• What is being asked:
Exactly repeat the material, dropping every picture from the copy.

[Recorded data]
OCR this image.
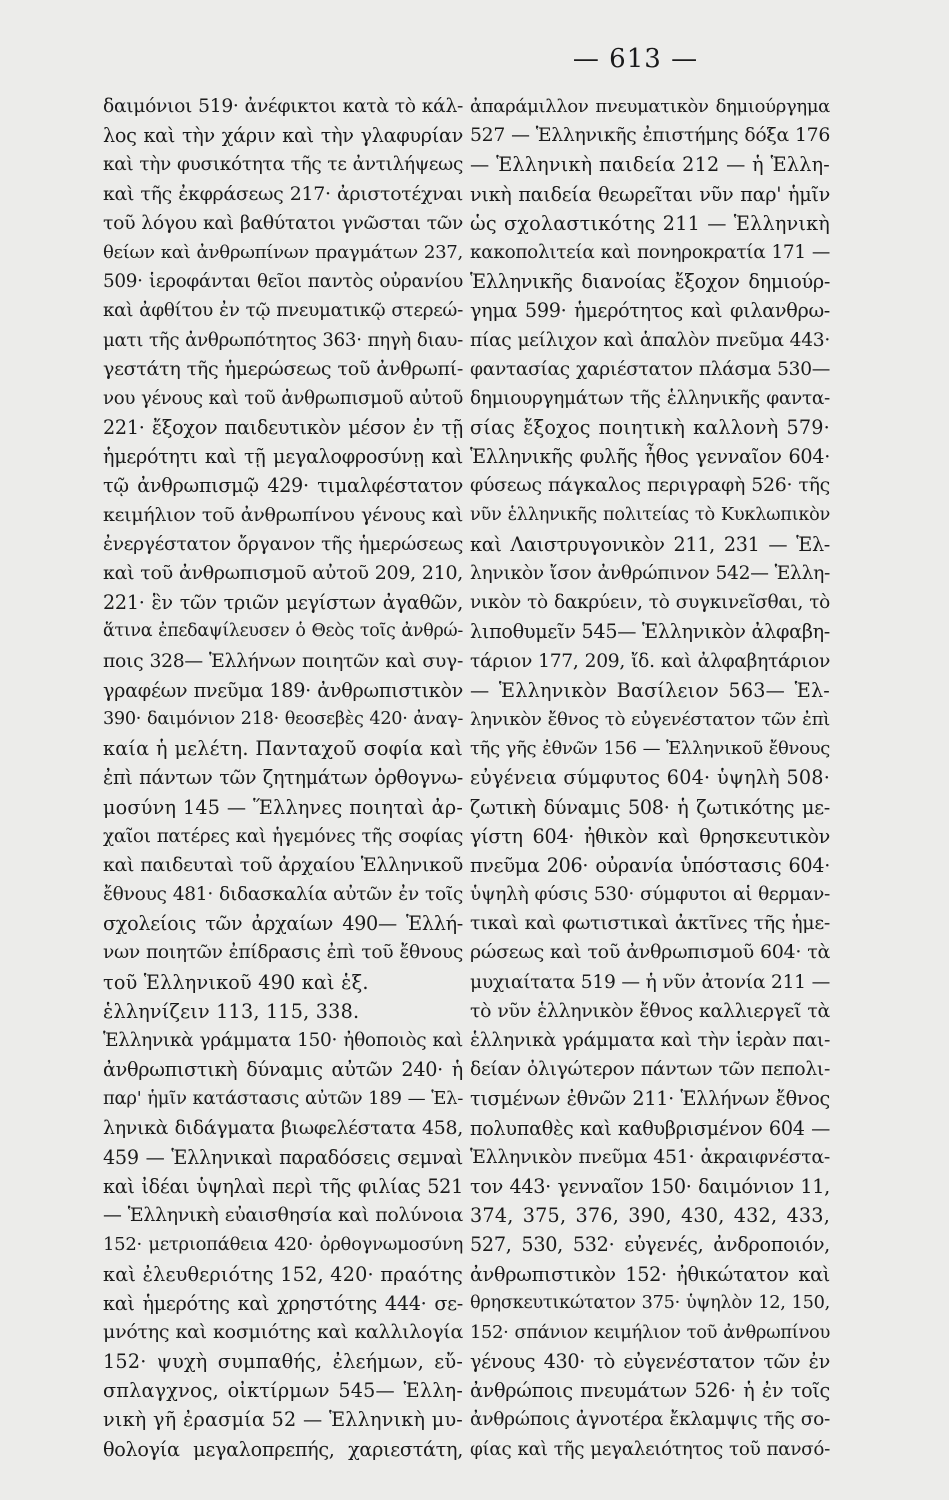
— 613 —
δαιμόνιοι 519· ἀνέφικτοι κατὰ τὸ κάλ-
λος καὶ τὴν χάριν καὶ τὴν γλαφυρίαν
καὶ τὴν φυσικότητα τῆς τε ἀντιλήψεως
καὶ τῆς ἐκφράσεως 217· ἀριστοτέχναι
τοῦ λόγου καὶ βαθύτατοι γνῶσται τῶν
θείων καὶ ἀνθρωπίνων πραγμάτων 237,
509· ἱεροφάνται θεῖοι παντὸς οὐρανίου
καὶ ἀφθίτου ἐν τῷ πνευματικῷ στερεώ-
ματι τῆς ἀνθρωπότητος 363· πηγὴ διαυ-
γεστάτη τῆς ἡμερώσεως τοῦ ἀνθρωπί-
νου γένους καὶ τοῦ ἀνθρωπισμοῦ αὐτοῦ
221· ἔξοχον παιδευτικὸν μέσον ἐν τῇ
ἡμερότητι καὶ τῇ μεγαλοφροσύνῃ καὶ
τῷ ἀνθρωπισμῷ 429· τιμαλφέστατον
κειμήλιον τοῦ ἀνθρωπίνου γένους καὶ
ἐνεργέστατον ὄργανον τῆς ἡμερώσεως
καὶ τοῦ ἀνθρωπισμοῦ αὐτοῦ 209, 210,
221· ἓν τῶν τριῶν μεγίστων ἀγαθῶν,
ἅτινα ἐπεδαψίλευσεν ὁ Θεὸς τοῖς ἀνθρώ-
ποις 328— Ἑλλήνων ποιητῶν καὶ συγ-
γραφέων πνεῦμα 189· ἀνθρωπιστικὸν
390· δαιμόνιον 218· θεοσεβὲς 420· ἀναγ-
καία ἡ μελέτη. Πανταχοῦ σοφία καὶ
ἐπὶ πάντων τῶν ζητημάτων ὀρθογνω-
μοσύνη 145 — Ἕλληνες ποιηταὶ ἀρ-
χαῖοι πατέρες καὶ ἡγεμόνες τῆς σοφίας
καὶ παιδευταὶ τοῦ ἀρχαίου Ἑλληνικοῦ
ἔθνους 481· διδασκαλία αὐτῶν ἐν τοῖς
σχολείοις τῶν ἀρχαίων 490— Ἑλλή-
νων ποιητῶν ἐπίδρασις ἐπὶ τοῦ ἔθνους
τοῦ Ἑλληνικοῦ 490 καὶ ἑξ.
ἑλληνίζειν 113, 115, 338.
Ἑλληνικὰ γράμματα 150· ἠθοποιὸς καὶ
ἀνθρωπιστικὴ δύναμις αὐτῶν 240· ἡ
παρ' ἡμῖν κατάστασις αὐτῶν 189 — Ἑλ-
ληνικὰ διδάγματα βιωφελέστατα 458,
459 — Ἑλληνικαὶ παραδόσεις σεμναὶ
καὶ ἰδέαι ὑψηλαὶ περὶ τῆς φιλίας 521
— Ἑλληνικὴ εὐαισθησία καὶ πολύνοια
152· μετριοπάθεια 420· ὀρθογνωμοσύνη
καὶ ἐλευθεριότης 152, 420· πραότης
καὶ ἡμερότης καὶ χρηστότης 444· σε-
μνότης καὶ κοσμιότης καὶ καλλιλογία
152· ψυχὴ συμπαθής, ἐλεήμων, εὔ-
σπλαγχνος, οἰκτίρμων 545— Ἑλλη-
νικὴ γῆ ἐρασμία 52 — Ἑλληνικὴ μυ-
θολογία μεγαλοπρεπής, χαριεστάτη,
ἀπαράμιλλον πνευματικὸν δημιούργημα
527 — Ἑλληνικῆς ἐπιστήμης δόξα 176
— Ἑλληνικὴ παιδεία 212 — ἡ Ἑλλη-
νικὴ παιδεία θεωρεῖται νῦν παρ' ἡμῖν
ὡς σχολαστικότης 211 — Ἑλληνικὴ
κακοπολιτεία καὶ πονηροκρατία 171 —
Ἑλληνικῆς διανοίας ἔξοχον δημιούρ-
γημα 599· ἡμερότητος καὶ φιλανθρω-
πίας μείλιχον καὶ ἁπαλὸν πνεῦμα 443·
φαντασίας χαριέστατον πλάσμα 530—
δημιουργημάτων τῆς ἑλληνικῆς φαντα-
σίας ἔξοχος ποιητικὴ καλλονὴ 579·
Ἑλληνικῆς φυλῆς ἦθος γενναῖον 604·
φύσεως πάγκαλος περιγραφὴ 526· τῆς
νῦν ἑλληνικῆς πολιτείας τὸ Κυκλωπικὸν
καὶ Λαιστρυγονικὸν 211, 231 — Ἑλ-
ληνικὸν ἴσον ἀνθρώπινον 542— Ἑλλη-
νικὸν τὸ δακρύειν, τὸ συγκινεῖσθαι, τὸ
λιποθυμεῖν 545— Ἑλληνικὸν ἀλφαβη-
τάριον 177, 209, ἴδ. καὶ ἀλφαβητάριον
— Ἑλληνικὸν Βασίλειον 563— Ἑλ-
ληνικὸν ἔθνος τὸ εὐγενέστατον τῶν ἐπὶ
τῆς γῆς ἐθνῶν 156 — Ἑλληνικοῦ ἔθνους
εὐγένεια σύμφυτος 604· ὑψηλὴ 508·
ζωτικὴ δύναμις 508· ἡ ζωτικότης με-
γίστη 604· ἠθικὸν καὶ θρησκευτικὸν
πνεῦμα 206· οὐρανία ὑπόστασις 604·
ὑψηλὴ φύσις 530· σύμφυτοι αἱ θερμαν-
τικαὶ καὶ φωτιστικαὶ ἀκτῖνες τῆς ἡμε-
ρώσεως καὶ τοῦ ἀνθρωπισμοῦ 604· τὰ
μυχιαίτατα 519 — ἡ νῦν ἀτονία 211 —
τὸ νῦν ἑλληνικὸν ἔθνος καλλιεργεῖ τὰ
ἑλληνικὰ γράμματα καὶ τὴν ἱερὰν παι-
δείαν ὀλιγώτερον πάντων τῶν πεπολι-
τισμένων ἐθνῶν 211· Ἑλλήνων ἔθνος
πολυπαθὲς καὶ καθυβρισμένον 604 —
Ἑλληνικὸν πνεῦμα 451· ἀκραιφνέστα-
τον 443· γενναῖον 150· δαιμόνιον 11,
374, 375, 376, 390, 430, 432, 433,
527, 530, 532· εὐγενές, ἀνδροποιόν,
ἀνθρωπιστικὸν 152· ἠθικώτατον καὶ
θρησκευτικώτατον 375· ὑψηλὸν 12, 150,
152· σπάνιον κειμήλιον τοῦ ἀνθρωπίνου
γένους 430· τὸ εὐγενέστατον τῶν ἐν
ἀνθρώποις πνευμάτων 526· ἡ ἐν τοῖς
ἀνθρώποις ἀγνοτέρα ἔκλαμψις τῆς σο-
φίας καὶ τῆς μεγαλειότητος τοῦ πανσό-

• Task answer:
OCR this image.
— 613 —
δαιμόνιοι 519· ἀνέφικτοι κατὰ τὸ κάλ-
λος καὶ τὴν χάριν καὶ τὴν γλαφυρίαν
καὶ τὴν φυσικότητα τῆς τε ἀντιλήψεως
καὶ τῆς ἐκφράσεως 217· ἀριστοτέχναι
τοῦ λόγου καὶ βαθύτατοι γνῶσται τῶν
θείων καὶ ἀνθρωπίνων πραγμάτων 237,
509· ἱεροφάνται θεῖοι παντὸς οὐρανίου
καὶ ἀφθίτου ἐν τῷ πνευματικῷ στερεώ-
ματι τῆς ἀνθρωπότητος 363· πηγὴ διαυ-
γεστάτη τῆς ἡμερώσεως τοῦ ἀνθρωπί-
νου γένους καὶ τοῦ ἀνθρωπισμοῦ αὐτοῦ
221· ἔξοχον παιδευτικὸν μέσον ἐν τῇ
ἡμερότητι καὶ τῇ μεγαλοφροσύνῃ καὶ
τῷ ἀνθρωπισμῷ 429· τιμαλφέστατον
κειμήλιον τοῦ ἀνθρωπίνου γένους καὶ
ἐνεργέστατον ὄργανον τῆς ἡμερώσεως
καὶ τοῦ ἀνθρωπισμοῦ αὐτοῦ 209, 210,
221· ἓν τῶν τριῶν μεγίστων ἀγαθῶν,
ἅτινα ἐπεδαψίλευσεν ὁ Θεὸς τοῖς ἀνθρώ-
ποις 328— Ἑλλήνων ποιητῶν καὶ συγ-
γραφέων πνεῦμα 189· ἀνθρωπιστικὸν
390· δαιμόνιον 218· θεοσεβὲς 420· ἀναγ-
καία ἡ μελέτη. Πανταχοῦ σοφία καὶ
ἐπὶ πάντων τῶν ζητημάτων ὀρθογνω-
μοσύνη 145 — Ἕλληνες ποιηταὶ ἀρ-
χαῖοι πατέρες καὶ ἡγεμόνες τῆς σοφίας
καὶ παιδευταὶ τοῦ ἀρχαίου Ἑλληνικοῦ
ἔθνους 481· διδασκαλία αὐτῶν ἐν τοῖς
σχολείοις τῶν ἀρχαίων 490— Ἑλλή-
νων ποιητῶν ἐπίδρασις ἐπὶ τοῦ ἔθνους
τοῦ Ἑλληνικοῦ 490 καὶ ἑξ.
ἑλληνίζειν 113, 115, 338.
Ἑλληνικὰ γράμματα 150· ἠθοποιὸς καὶ
ἀνθρωπιστικὴ δύναμις αὐτῶν 240· ἡ
παρ' ἡμῖν κατάστασις αὐτῶν 189 — Ἑλ-
ληνικὰ διδάγματα βιωφελέστατα 458,
459 — Ἑλληνικαὶ παραδόσεις σεμναὶ
καὶ ἰδέαι ὑψηλαὶ περὶ τῆς φιλίας 521
— Ἑλληνικὴ εὐαισθησία καὶ πολύνοια
152· μετριοπάθεια 420· ὀρθογνωμοσύνη
καὶ ἐλευθεριότης 152, 420· πραότης
καὶ ἡμερότης καὶ χρηστότης 444· σε-
μνότης καὶ κοσμιότης καὶ καλλιλογία
152· ψυχὴ συμπαθής, ἐλεήμων, εὔ-
σπλαγχνος, οἰκτίρμων 545— Ἑλλη-
νικὴ γῆ ἐρασμία 52 — Ἑλληνικὴ μυ-
θολογία μεγαλοπρεπής, χαριεστάτη,
ἀπαράμιλλον πνευματικὸν δημιούργημα
527 — Ἑλληνικῆς ἐπιστήμης δόξα 176
— Ἑλληνικὴ παιδεία 212 — ἡ Ἑλλη-
νικὴ παιδεία θεωρεῖται νῦν παρ' ἡμῖν
ὡς σχολαστικότης 211 — Ἑλληνικὴ
κακοπολιτεία καὶ πονηροκρατία 171 —
Ἑλληνικῆς διανοίας ἔξοχον δημιούρ-
γημα 599· ἡμερότητος καὶ φιλανθρω-
πίας μείλιχον καὶ ἁπαλὸν πνεῦμα 443·
φαντασίας χαριέστατον πλάσμα 530—
δημιουργημάτων τῆς ἑλληνικῆς φαντα-
σίας ἔξοχος ποιητικὴ καλλονὴ 579·
Ἑλληνικῆς φυλῆς ἦθος γενναῖον 604·
φύσεως πάγκαλος περιγραφὴ 526· τῆς
νῦν ἑλληνικῆς πολιτείας τὸ Κυκλωπικὸν
καὶ Λαιστρυγονικὸν 211, 231 — Ἑλ-
ληνικὸν ἴσον ἀνθρώπινον 542— Ἑλλη-
νικὸν τὸ δακρύειν, τὸ συγκινεῖσθαι, τὸ
λιποθυμεῖν 545— Ἑλληνικὸν ἀλφαβη-
τάριον 177, 209, ἴδ. καὶ ἀλφαβητάριον
— Ἑλληνικὸν Βασίλειον 563— Ἑλ-
ληνικὸν ἔθνος τὸ εὐγενέστατον τῶν ἐπὶ
τῆς γῆς ἐθνῶν 156 — Ἑλληνικοῦ ἔθνους
εὐγένεια σύμφυτος 604· ὑψηλὴ 508·
ζωτικὴ δύναμις 508· ἡ ζωτικότης με-
γίστη 604· ἠθικὸν καὶ θρησκευτικὸν
πνεῦμα 206· οὐρανία ὑπόστασις 604·
ὑψηλὴ φύσις 530· σύμφυτοι αἱ θερμαν-
τικαὶ καὶ φωτιστικαὶ ἀκτῖνες τῆς ἡμε-
ρώσεως καὶ τοῦ ἀνθρωπισμοῦ 604· τὰ
μυχιαίτατα 519 — ἡ νῦν ἀτονία 211 —
τὸ νῦν ἑλληνικὸν ἔθνος καλλιεργεῖ τὰ
ἑλληνικὰ γράμματα καὶ τὴν ἱερὰν παι-
δείαν ὀλιγώτερον πάντων τῶν πεπολι-
τισμένων ἐθνῶν 211· Ἑλλήνων ἔθνος
πολυπαθὲς καὶ καθυβρισμένον 604 —
Ἑλληνικὸν πνεῦμα 451· ἀκραιφνέστα-
τον 443· γενναῖον 150· δαιμόνιον 11,
374, 375, 376, 390, 430, 432, 433,
527, 530, 532· εὐγενές, ἀνδροποιόν,
ἀνθρωπιστικὸν 152· ἠθικώτατον καὶ
θρησκευτικώτατον 375· ὑψηλὸν 12, 150,
152· σπάνιον κειμήλιον τοῦ ἀνθρωπίνου
γένους 430· τὸ εὐγενέστατον τῶν ἐν
ἀνθρώποις πνευμάτων 526· ἡ ἐν τοῖς
ἀνθρώποις ἀγνοτέρα ἔκλαμψις τῆς σο-
φίας καὶ τῆς μεγαλειότητος τοῦ πανσό-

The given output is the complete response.